• **Task requirements**
Give the data again, word for word.

• **Supplied material**

★ ★ ★

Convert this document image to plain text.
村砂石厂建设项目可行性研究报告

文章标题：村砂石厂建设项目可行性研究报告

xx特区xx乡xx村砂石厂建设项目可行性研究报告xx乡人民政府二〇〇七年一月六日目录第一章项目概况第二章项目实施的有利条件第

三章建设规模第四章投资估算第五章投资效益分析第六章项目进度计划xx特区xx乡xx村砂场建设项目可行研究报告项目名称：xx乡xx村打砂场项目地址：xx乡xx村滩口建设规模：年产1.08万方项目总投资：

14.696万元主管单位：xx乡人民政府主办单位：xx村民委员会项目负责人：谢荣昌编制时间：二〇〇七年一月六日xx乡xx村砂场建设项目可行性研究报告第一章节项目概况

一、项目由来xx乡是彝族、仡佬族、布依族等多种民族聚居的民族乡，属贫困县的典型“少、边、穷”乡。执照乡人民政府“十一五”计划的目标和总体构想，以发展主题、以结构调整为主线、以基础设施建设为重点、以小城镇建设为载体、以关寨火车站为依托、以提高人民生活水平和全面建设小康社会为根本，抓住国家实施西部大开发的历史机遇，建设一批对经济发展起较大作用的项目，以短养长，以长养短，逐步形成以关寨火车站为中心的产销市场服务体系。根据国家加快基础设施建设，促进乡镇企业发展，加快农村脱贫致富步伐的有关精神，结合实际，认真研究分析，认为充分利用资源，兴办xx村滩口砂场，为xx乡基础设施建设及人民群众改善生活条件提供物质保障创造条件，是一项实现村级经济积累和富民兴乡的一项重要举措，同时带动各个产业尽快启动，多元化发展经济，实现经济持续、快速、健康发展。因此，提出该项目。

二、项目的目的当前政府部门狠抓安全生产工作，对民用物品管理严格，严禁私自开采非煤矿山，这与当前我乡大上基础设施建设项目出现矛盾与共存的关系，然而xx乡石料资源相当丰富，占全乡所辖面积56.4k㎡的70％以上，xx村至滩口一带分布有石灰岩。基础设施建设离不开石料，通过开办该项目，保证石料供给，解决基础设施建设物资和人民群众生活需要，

★ ★ ★

• **Result of the exercise**
Convert this document image to plain text.
村砂石厂建设项目可行性研究报告

文章标题：村砂石厂建设项目可行性研究报告

xx特区xx乡xx村砂石厂建设项目可行性研究报告xx乡人民政府二〇〇七年一月六日目录第一章项目概况第二章项目实施的有利条件第

三章建设规模第四章投资估算第五章投资效益分析第六章项目进度计划xx特区xx乡xx村砂场建设项目可行研究报告项目名称：xx乡xx村打砂场项目地址：xx乡xx村滩口建设规模：年产1.08万方项目总投资：

14.696万元主管单位：xx乡人民政府主办单位：xx村民委员会项目负责人：谢荣昌编制时间：二〇〇七年一月六日xx乡xx村砂场建设项目可行性研究报告第一章节项目概况

一、项目由来xx乡是彝族、仡佬族、布依族等多种民族聚居的民族乡，属贫困县的典型“少、边、穷”乡。执照乡人民政府“十一五”计划的目标和总体构想，以发展主题、以结构调整为主线、以基础设施建设为重点、以小城镇建设为载体、以关寨火车站为依托、以提高人民生活水平和全面建设小康社会为根本，抓住国家实施西部大开发的历史机遇，建设一批对经济发展起较大作用的项目，以短养长，以长养短，逐步形成以关寨火车站为中心的产销市场服务体系。根据国家加快基础设施建设，促进乡镇企业发展，加快农村脱贫致富步伐的有关精神，结合实际，认真研究分析，认为充分利用资源，兴办xx村滩口砂场，为xx乡基础设施建设及人民群众改善生活条件提供物质保障创造条件，是一项实现村级经济积累和富民兴乡的一项重要举措，同时带动各个产业尽快启动，多元化发展经济，实现经济持续、快速、健康发展。因此，提出该项目。

二、项目的目的当前政府部门狠抓安全生产工作，对民用物品管理严格，严禁私自开采非煤矿山，这与当前我乡大上基础设施建设项目出现矛盾与共存的关系，然而xx乡石料资源相当丰富，占全乡所辖面积56.4k㎡的70％以上，xx村至滩口一带分布有石灰岩。基础设施建设离不开石料，通过开办该项目，保证石料供给，解决基础设施建设物资和人民群众生活需要，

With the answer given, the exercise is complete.